Given exercise: Write every line out verbatim and omit the pictures.
+ + +
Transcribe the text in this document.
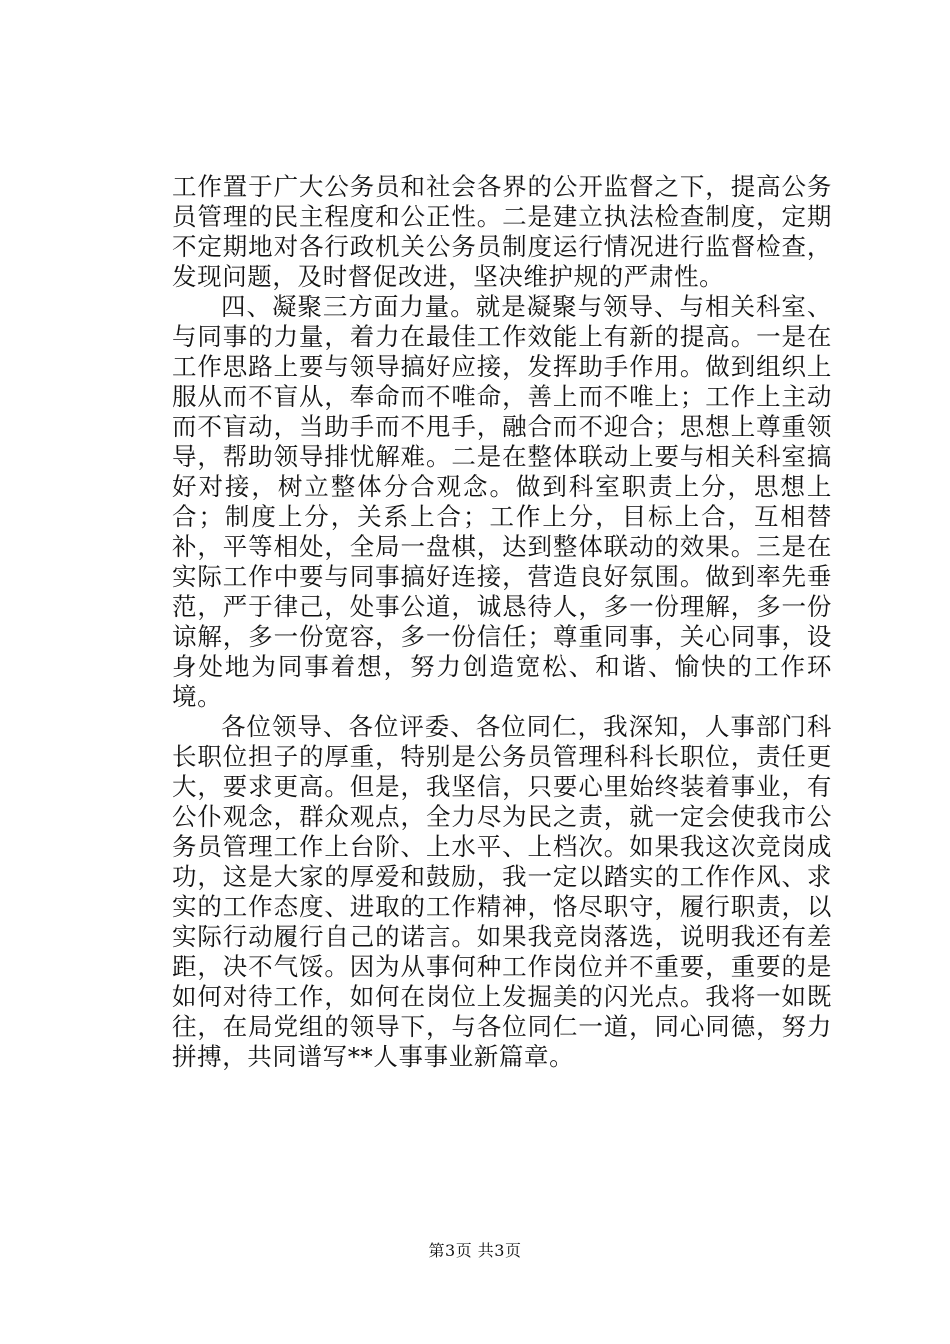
工作置于广大公务员和社会各界的公开监督之下，提高公务员管理的民主程度和公正性。二是建立执法检查制度，定期不定期地对各行政机关公务员制度运行情况进行监督检查，发现问题，及时督促改进，坚决维护规的严肃性。

四、凝聚三方面力量。就是凝聚与领导、与相关科室、与同事的力量，着力在最佳工作效能上有新的提高。一是在工作思路上要与领导搞好应接，发挥助手作用。做到组织上服从而不盲从，奉命而不唯命，善上而不唯上；工作上主动而不盲动，当助手而不甩手，融合而不迎合；思想上尊重领导，帮助领导排忧解难。二是在整体联动上要与相关科室搞好对接，树立整体分合观念。做到科室职责上分，思想上合；制度上分，关系上合；工作上分，目标上合，互相替补，平等相处，全局一盘棋，达到整体联动的效果。三是在实际工作中要与同事搞好连接，营造良好氛围。做到率先垂范，严于律己，处事公道，诚恳待人，多一份理解，多一份谅解，多一份宽容，多一份信任；尊重同事，关心同事，设身处地为同事着想，努力创造宽松、和谐、愉快的工作环境。

各位领导、各位评委、各位同仁，我深知，人事部门科长职位担子的厚重，特别是公务员管理科科长职位，责任更大，要求更高。但是，我坚信，只要心里始终装着事业，有公仆观念，群众观点，全力尽为民之责，就一定会使我市公务员管理工作上台阶、上水平、上档次。如果我这次竞岗成功，这是大家的厚爱和鼓励，我一定以踏实的工作作风、求实的工作态度、进取的工作精神，恪尽职守，履行职责，以实际行动履行自己的诺言。如果我竞岗落选，说明我还有差距，决不气馁。因为从事何种工作岗位并不重要，重要的是如何对待工作，如何在岗位上发掘美的闪光点。我将一如既往，在局党组的领导下，与各位同仁一道，同心同德，努力拼搏，共同谱写**人事事业新篇章。

第3页 共3页
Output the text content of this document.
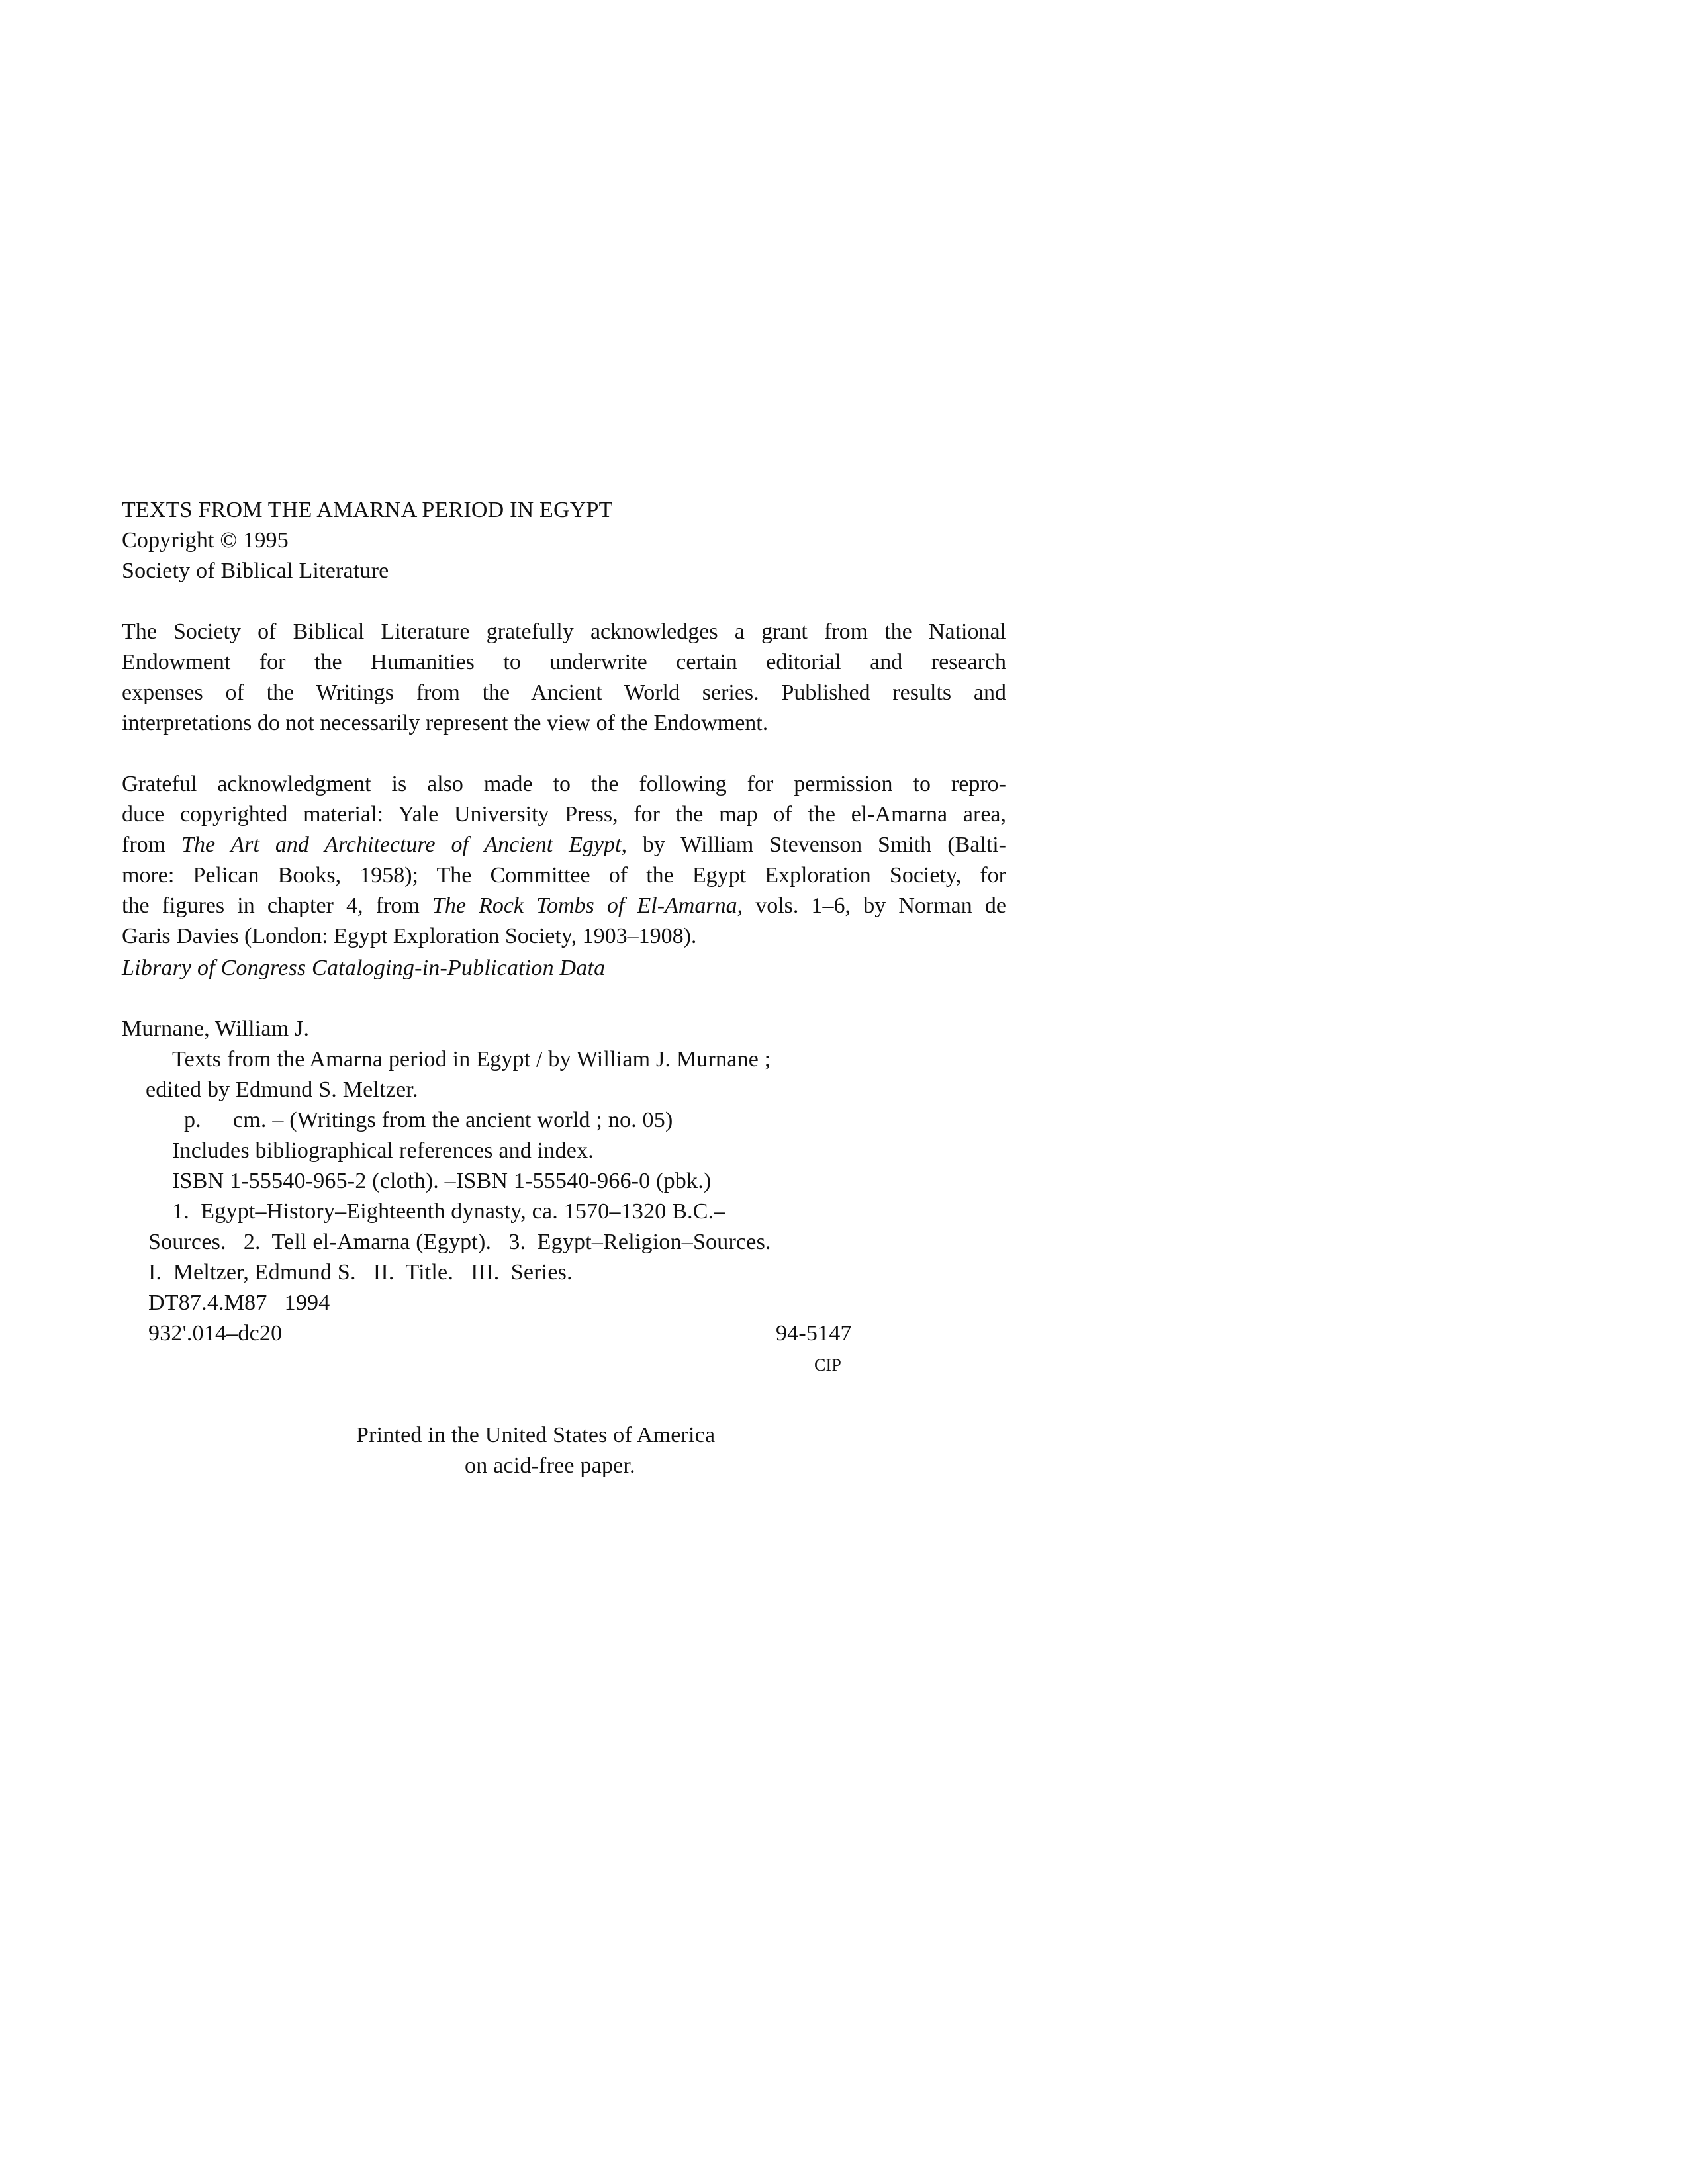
TEXTS FROM THE AMARNA PERIOD IN EGYPT
Copyright © 1995
Society of Biblical Literature
The Society of Biblical Literature gratefully acknowledges a grant from the National
Endowment for the Humanities to underwrite certain editorial and research
expenses of the Writings from the Ancient World series. Published results and
interpretations do not necessarily represent the view of the Endowment.
Grateful acknowledgment is also made to the following for permission to repro-
duce copyrighted material: Yale University Press, for the map of the el-Amarna area,
from The Art and Architecture of Ancient Egypt, by William Stevenson Smith (Balti-
more: Pelican Books, 1958); The Committee of the Egypt Exploration Society, for
the figures in chapter 4, from The Rock Tombs of El-Amarna, vols. 1–6, by Norman de
Garis Davies (London: Egypt Exploration Society, 1903–1908).
Library of Congress Cataloging-in-Publication Data
Murnane, William J.
Texts from the Amarna period in Egypt / by William J. Murnane ;
edited by Edmund S. Meltzer.
p. cm. – (Writings from the ancient world ; no. 05)
Includes bibliographical references and index.
ISBN 1-55540-965-2 (cloth). –ISBN 1-55540-966-0 (pbk.)
1.  Egypt–History–Eighteenth dynasty, ca. 1570–1320 B.C.–
Sources.   2.  Tell el-Amarna (Egypt).   3.  Egypt–Religion–Sources.
I.  Meltzer, Edmund S.   II.  Title.   III.  Series.
DT87.4.M87   1994
932'.014–dc20	94-5147
CIP
Printed in the United States of America
on acid-free paper.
+ + +
Task solution:
Transcribe the text in this document.
工作置于广大公务员和社会各界的公开监督之下，提高公务员管理的民主程度和公正性。二是建立执法检查制度，定期不定期地对各行政机关公务员制度运行情况进行监督检查，发现问题，及时督促改进，坚决维护规的严肃性。

四、凝聚三方面力量。就是凝聚与领导、与相关科室、与同事的力量，着力在最佳工作效能上有新的提高。一是在工作思路上要与领导搞好应接，发挥助手作用。做到组织上服从而不盲从，奉命而不唯命，善上而不唯上；工作上主动而不盲动，当助手而不甩手，融合而不迎合；思想上尊重领导，帮助领导排忧解难。二是在整体联动上要与相关科室搞好对接，树立整体分合观念。做到科室职责上分，思想上合；制度上分，关系上合；工作上分，目标上合，互相替补，平等相处，全局一盘棋，达到整体联动的效果。三是在实际工作中要与同事搞好连接，营造良好氛围。做到率先垂范，严于律己，处事公道，诚恳待人，多一份理解，多一份谅解，多一份宽容，多一份信任；尊重同事，关心同事，设身处地为同事着想，努力创造宽松、和谐、愉快的工作环境。

各位领导、各位评委、各位同仁，我深知，人事部门科长职位担子的厚重，特别是公务员管理科科长职位，责任更大，要求更高。但是，我坚信，只要心里始终装着事业，有公仆观念，群众观点，全力尽为民之责，就一定会使我市公务员管理工作上台阶、上水平、上档次。如果我这次竞岗成功，这是大家的厚爱和鼓励，我一定以踏实的工作作风、求实的工作态度、进取的工作精神，恪尽职守，履行职责，以实际行动履行自己的诺言。如果我竞岗落选，说明我还有差距，决不气馁。因为从事何种工作岗位并不重要，重要的是如何对待工作，如何在岗位上发掘美的闪光点。我将一如既往，在局党组的领导下，与各位同仁一道，同心同德，努力拼搏，共同谱写**人事事业新篇章。

第3页 共3页
Output the text content of this document.
TEXTS FROM THE AMARNA PERIOD IN EGYPT
Copyright © 1995
Society of Biblical Literature
The Society of Biblical Literature gratefully acknowledges a grant from the National
Endowment for the Humanities to underwrite certain editorial and research
expenses of the Writings from the Ancient World series. Published results and
interpretations do not necessarily represent the view of the Endowment.
Grateful acknowledgment is also made to the following for permission to repro-
duce copyrighted material: Yale University Press, for the map of the el-Amarna area,
from The Art and Architecture of Ancient Egypt, by William Stevenson Smith (Balti-
more: Pelican Books, 1958); The Committee of the Egypt Exploration Society, for
the figures in chapter 4, from The Rock Tombs of El-Amarna, vols. 1–6, by Norman de
Garis Davies (London: Egypt Exploration Society, 1903–1908).
Library of Congress Cataloging-in-Publication Data
Murnane, William J.
Texts from the Amarna period in Egypt / by William J. Murnane ;
edited by Edmund S. Meltzer.
p. cm. – (Writings from the ancient world ; no. 05)
Includes bibliographical references and index.
ISBN 1-55540-965-2 (cloth). –ISBN 1-55540-966-0 (pbk.)
1.  Egypt–History–Eighteenth dynasty, ca. 1570–1320 B.C.–
Sources.   2.  Tell el-Amarna (Egypt).   3.  Egypt–Religion–Sources.
I.  Meltzer, Edmund S.   II.  Title.   III.  Series.
DT87.4.M87   1994
932'.014–dc20	94-5147
CIP
Printed in the United States of America
on acid-free paper.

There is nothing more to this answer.